***** DATASET RECORDS

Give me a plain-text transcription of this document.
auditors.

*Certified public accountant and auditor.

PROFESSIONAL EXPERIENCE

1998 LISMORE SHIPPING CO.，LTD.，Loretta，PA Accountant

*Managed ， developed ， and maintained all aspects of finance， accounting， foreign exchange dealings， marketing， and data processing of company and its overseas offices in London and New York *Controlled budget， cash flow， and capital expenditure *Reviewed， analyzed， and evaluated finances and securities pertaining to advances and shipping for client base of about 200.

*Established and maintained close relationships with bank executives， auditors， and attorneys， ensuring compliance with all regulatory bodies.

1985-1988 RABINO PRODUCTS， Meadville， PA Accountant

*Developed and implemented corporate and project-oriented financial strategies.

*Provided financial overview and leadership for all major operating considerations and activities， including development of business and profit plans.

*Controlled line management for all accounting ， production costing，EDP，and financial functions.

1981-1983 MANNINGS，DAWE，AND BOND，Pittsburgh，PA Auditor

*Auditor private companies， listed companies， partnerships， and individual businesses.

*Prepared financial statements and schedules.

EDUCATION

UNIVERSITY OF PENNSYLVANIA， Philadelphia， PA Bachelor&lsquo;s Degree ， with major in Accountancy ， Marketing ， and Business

**********

_WORK INSTRUCTIONS_
Give the count of lines that hold the word "maintained", with nothing added.

_ANSWER TO THE TASK_
2